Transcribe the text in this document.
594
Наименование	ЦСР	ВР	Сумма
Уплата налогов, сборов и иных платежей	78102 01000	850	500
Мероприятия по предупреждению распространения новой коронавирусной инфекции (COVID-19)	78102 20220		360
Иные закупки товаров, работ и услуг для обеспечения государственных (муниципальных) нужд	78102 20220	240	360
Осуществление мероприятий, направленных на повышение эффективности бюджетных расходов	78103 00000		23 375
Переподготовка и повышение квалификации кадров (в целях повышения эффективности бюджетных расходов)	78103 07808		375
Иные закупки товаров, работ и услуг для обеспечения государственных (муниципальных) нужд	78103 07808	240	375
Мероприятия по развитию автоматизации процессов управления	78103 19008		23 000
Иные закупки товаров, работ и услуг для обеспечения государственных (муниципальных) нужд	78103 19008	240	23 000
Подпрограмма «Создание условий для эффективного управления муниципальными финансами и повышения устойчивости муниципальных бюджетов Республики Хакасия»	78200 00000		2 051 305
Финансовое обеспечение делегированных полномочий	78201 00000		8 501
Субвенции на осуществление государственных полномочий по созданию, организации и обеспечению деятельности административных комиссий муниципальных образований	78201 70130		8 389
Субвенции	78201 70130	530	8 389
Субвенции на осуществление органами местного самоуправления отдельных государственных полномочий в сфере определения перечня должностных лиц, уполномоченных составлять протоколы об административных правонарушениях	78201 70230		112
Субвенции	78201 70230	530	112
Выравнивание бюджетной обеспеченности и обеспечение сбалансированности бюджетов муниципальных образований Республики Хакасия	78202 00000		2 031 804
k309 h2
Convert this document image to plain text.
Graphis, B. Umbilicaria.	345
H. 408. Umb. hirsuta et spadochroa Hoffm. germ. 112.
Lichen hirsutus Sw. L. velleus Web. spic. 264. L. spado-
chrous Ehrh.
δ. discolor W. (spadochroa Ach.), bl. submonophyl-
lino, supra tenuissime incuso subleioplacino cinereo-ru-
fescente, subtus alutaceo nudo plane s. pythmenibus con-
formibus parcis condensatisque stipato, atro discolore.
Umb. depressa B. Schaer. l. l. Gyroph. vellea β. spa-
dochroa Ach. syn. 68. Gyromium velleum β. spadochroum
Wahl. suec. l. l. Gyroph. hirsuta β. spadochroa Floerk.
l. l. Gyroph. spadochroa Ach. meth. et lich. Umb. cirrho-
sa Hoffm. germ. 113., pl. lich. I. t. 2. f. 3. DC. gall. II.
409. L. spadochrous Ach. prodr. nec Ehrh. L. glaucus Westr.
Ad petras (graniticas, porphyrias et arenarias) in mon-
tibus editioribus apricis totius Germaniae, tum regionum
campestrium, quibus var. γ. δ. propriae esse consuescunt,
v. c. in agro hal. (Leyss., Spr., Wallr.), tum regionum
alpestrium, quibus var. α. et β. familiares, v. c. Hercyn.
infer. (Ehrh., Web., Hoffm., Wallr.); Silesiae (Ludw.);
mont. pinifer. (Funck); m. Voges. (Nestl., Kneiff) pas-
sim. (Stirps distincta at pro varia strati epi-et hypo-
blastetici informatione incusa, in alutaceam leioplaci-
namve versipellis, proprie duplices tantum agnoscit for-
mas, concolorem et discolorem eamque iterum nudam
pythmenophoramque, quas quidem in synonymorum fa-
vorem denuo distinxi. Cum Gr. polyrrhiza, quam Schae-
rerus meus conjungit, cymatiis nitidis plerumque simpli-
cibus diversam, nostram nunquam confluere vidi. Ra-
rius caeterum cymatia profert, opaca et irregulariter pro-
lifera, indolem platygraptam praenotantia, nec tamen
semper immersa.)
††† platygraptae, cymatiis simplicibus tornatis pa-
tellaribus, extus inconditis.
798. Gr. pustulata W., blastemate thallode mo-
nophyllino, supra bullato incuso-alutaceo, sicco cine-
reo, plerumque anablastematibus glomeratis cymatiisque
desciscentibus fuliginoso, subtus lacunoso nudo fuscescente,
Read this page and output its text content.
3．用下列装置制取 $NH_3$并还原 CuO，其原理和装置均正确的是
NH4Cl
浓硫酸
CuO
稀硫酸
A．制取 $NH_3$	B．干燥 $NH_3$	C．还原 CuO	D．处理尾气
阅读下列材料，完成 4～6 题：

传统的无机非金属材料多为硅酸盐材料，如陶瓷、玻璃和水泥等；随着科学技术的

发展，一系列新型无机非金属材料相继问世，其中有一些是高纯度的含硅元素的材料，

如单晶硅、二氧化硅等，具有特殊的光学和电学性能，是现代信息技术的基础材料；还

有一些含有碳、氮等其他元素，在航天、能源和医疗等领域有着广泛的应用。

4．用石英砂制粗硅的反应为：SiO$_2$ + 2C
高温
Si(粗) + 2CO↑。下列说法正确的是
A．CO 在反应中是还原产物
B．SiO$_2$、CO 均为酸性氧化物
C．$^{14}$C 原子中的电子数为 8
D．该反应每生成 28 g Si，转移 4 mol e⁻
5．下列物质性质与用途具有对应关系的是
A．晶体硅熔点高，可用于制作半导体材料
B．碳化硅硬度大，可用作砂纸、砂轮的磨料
______
| What you need to do |
Extract the listing in its entirety, matching it exactly.

| Answer in full |
Transcribe the text in this document.
594
Наименование	ЦСР	ВР	Сумма
Уплата налогов, сборов и иных платежей	78102 01000	850	500
Мероприятия по предупреждению распространения новой коронавирусной инфекции (COVID-19)	78102 20220		360
Иные закупки товаров, работ и услуг для обеспечения государственных (муниципальных) нужд	78102 20220	240	360
Осуществление мероприятий, направленных на повышение эффективности бюджетных расходов	78103 00000		23 375
Переподготовка и повышение квалификации кадров (в целях повышения эффективности бюджетных расходов)	78103 07808		375
Иные закупки товаров, работ и услуг для обеспечения государственных (муниципальных) нужд	78103 07808	240	375
Мероприятия по развитию автоматизации процессов управления	78103 19008		23 000
Иные закупки товаров, работ и услуг для обеспечения государственных (муниципальных) нужд	78103 19008	240	23 000
Подпрограмма «Создание условий для эффективного управления муниципальными финансами и повышения устойчивости муниципальных бюджетов Республики Хакасия»	78200 00000		2 051 305
Финансовое обеспечение делегированных полномочий	78201 00000		8 501
Субвенции на осуществление государственных полномочий по созданию, организации и обеспечению деятельности административных комиссий муниципальных образований	78201 70130		8 389
Субвенции	78201 70130	530	8 389
Субвенции на осуществление органами местного самоуправления отдельных государственных полномочий в сфере определения перечня должностных лиц, уполномоченных составлять протоколы об административных правонарушениях	78201 70230		112
Субвенции	78201 70230	530	112
Выравнивание бюджетной обеспеченности и обеспечение сбалансированности бюджетов муниципальных образований Республики Хакасия	78202 00000		2 031 804
k309 h2
Convert this document image to plain text.
Graphis, B. Umbilicaria.	345
H. 408. Umb. hirsuta et spadochroa Hoffm. germ. 112.
Lichen hirsutus Sw. L. velleus Web. spic. 264. L. spado-
chrous Ehrh.
δ. discolor W. (spadochroa Ach.), bl. submonophyl-
lino, supra tenuissime incuso subleioplacino cinereo-ru-
fescente, subtus alutaceo nudo plane s. pythmenibus con-
formibus parcis condensatisque stipato, atro discolore.
Umb. depressa B. Schaer. l. l. Gyroph. vellea β. spa-
dochroa Ach. syn. 68. Gyromium velleum β. spadochroum
Wahl. suec. l. l. Gyroph. hirsuta β. spadochroa Floerk.
l. l. Gyroph. spadochroa Ach. meth. et lich. Umb. cirrho-
sa Hoffm. germ. 113., pl. lich. I. t. 2. f. 3. DC. gall. II.
409. L. spadochrous Ach. prodr. nec Ehrh. L. glaucus Westr.
Ad petras (graniticas, porphyrias et arenarias) in mon-
tibus editioribus apricis totius Germaniae, tum regionum
campestrium, quibus var. γ. δ. propriae esse consuescunt,
v. c. in agro hal. (Leyss., Spr., Wallr.), tum regionum
alpestrium, quibus var. α. et β. familiares, v. c. Hercyn.
infer. (Ehrh., Web., Hoffm., Wallr.); Silesiae (Ludw.);
mont. pinifer. (Funck); m. Voges. (Nestl., Kneiff) pas-
sim. (Stirps distincta at pro varia strati epi-et hypo-
blastetici informatione incusa, in alutaceam leioplaci-
namve versipellis, proprie duplices tantum agnoscit for-
mas, concolorem et discolorem eamque iterum nudam
pythmenophoramque, quas quidem in synonymorum fa-
vorem denuo distinxi. Cum Gr. polyrrhiza, quam Schae-
rerus meus conjungit, cymatiis nitidis plerumque simpli-
cibus diversam, nostram nunquam confluere vidi. Ra-
rius caeterum cymatia profert, opaca et irregulariter pro-
lifera, indolem platygraptam praenotantia, nec tamen
semper immersa.)
††† platygraptae, cymatiis simplicibus tornatis pa-
tellaribus, extus inconditis.
798. Gr. pustulata W., blastemate thallode mo-
nophyllino, supra bullato incuso-alutaceo, sicco cine-
reo, plerumque anablastematibus glomeratis cymatiisque
desciscentibus fuliginoso, subtus lacunoso nudo fuscescente,
Read this page and output its text content.
3．用下列装置制取 $NH_3$并还原 CuO，其原理和装置均正确的是
NH4Cl
浓硫酸
CuO
稀硫酸
A．制取 $NH_3$	B．干燥 $NH_3$	C．还原 CuO	D．处理尾气
阅读下列材料，完成 4～6 题：

传统的无机非金属材料多为硅酸盐材料，如陶瓷、玻璃和水泥等；随着科学技术的

发展，一系列新型无机非金属材料相继问世，其中有一些是高纯度的含硅元素的材料，

如单晶硅、二氧化硅等，具有特殊的光学和电学性能，是现代信息技术的基础材料；还

有一些含有碳、氮等其他元素，在航天、能源和医疗等领域有着广泛的应用。

4．用石英砂制粗硅的反应为：SiO$_2$ + 2C
高温
Si(粗) + 2CO↑。下列说法正确的是
A．CO 在反应中是还原产物
B．SiO$_2$、CO 均为酸性氧化物
C．$^{14}$C 原子中的电子数为 8
D．该反应每生成 28 g Si，转移 4 mol e⁻
5．下列物质性质与用途具有对应关系的是
A．晶体硅熔点高，可用于制作半导体材料
B．碳化硅硬度大，可用作砂纸、砂轮的磨料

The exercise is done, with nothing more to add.